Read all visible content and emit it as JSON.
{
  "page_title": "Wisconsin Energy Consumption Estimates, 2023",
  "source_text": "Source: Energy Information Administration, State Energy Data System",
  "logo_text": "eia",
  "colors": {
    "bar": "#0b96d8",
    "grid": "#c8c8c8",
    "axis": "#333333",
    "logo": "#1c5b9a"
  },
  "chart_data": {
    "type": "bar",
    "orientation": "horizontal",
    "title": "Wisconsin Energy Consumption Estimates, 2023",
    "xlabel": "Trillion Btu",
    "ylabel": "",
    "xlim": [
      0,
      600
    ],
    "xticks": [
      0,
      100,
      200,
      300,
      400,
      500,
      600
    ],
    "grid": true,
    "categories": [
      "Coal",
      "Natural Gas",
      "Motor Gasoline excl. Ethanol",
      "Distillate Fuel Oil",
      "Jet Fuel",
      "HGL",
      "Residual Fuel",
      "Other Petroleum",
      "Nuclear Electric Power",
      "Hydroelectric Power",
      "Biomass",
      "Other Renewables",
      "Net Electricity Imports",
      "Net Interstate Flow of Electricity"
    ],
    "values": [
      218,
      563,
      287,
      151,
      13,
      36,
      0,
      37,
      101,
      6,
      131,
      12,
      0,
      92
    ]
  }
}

══════════

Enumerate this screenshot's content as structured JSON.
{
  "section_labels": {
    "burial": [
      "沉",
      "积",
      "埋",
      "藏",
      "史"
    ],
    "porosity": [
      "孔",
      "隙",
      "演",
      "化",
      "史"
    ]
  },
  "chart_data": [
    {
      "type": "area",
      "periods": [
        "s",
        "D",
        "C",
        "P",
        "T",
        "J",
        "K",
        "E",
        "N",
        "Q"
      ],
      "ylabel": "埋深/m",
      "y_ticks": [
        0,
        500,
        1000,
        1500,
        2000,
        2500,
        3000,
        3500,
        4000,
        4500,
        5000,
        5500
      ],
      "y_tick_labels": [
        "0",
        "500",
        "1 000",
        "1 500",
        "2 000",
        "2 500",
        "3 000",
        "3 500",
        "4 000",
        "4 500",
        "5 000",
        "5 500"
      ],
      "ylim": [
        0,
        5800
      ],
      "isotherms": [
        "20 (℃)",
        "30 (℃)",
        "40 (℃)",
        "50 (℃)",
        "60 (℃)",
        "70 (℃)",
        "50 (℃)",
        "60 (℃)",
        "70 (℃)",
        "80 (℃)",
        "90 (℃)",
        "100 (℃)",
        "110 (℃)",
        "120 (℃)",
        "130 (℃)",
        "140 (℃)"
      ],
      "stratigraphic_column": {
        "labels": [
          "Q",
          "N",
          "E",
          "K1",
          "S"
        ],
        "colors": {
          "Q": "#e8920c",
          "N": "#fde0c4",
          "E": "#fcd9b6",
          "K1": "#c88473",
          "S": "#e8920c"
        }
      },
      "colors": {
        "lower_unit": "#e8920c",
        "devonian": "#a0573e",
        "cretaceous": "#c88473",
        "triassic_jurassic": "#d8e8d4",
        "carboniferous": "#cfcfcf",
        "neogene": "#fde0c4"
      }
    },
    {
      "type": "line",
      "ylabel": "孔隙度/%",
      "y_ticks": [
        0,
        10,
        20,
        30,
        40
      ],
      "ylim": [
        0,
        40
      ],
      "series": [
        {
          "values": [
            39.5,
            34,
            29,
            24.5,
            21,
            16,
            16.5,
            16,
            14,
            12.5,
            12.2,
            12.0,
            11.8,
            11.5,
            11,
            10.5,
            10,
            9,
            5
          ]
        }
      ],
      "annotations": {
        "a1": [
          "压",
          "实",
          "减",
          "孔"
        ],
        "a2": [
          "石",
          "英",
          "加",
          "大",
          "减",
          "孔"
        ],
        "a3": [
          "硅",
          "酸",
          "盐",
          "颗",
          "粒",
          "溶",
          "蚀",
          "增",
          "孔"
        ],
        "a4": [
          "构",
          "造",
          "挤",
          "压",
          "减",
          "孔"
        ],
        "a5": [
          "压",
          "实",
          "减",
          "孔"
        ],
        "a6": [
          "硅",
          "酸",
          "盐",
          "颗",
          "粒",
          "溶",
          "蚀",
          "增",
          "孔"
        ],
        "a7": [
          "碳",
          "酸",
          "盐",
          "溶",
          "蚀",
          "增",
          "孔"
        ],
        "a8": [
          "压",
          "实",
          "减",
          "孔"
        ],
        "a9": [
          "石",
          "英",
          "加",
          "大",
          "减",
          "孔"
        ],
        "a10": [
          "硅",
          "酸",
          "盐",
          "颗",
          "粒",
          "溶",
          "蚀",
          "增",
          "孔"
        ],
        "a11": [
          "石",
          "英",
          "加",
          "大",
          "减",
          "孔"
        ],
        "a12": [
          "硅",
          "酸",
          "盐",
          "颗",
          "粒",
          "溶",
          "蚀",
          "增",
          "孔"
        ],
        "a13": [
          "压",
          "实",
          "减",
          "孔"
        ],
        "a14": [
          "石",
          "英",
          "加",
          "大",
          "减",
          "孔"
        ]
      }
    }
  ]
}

══════════

* [Work to be completed]:
Copy all lines from the data that hold the word "Power".

* [Task output]:
      "Nuclear Electric Power",
      "Hydroelectric Power",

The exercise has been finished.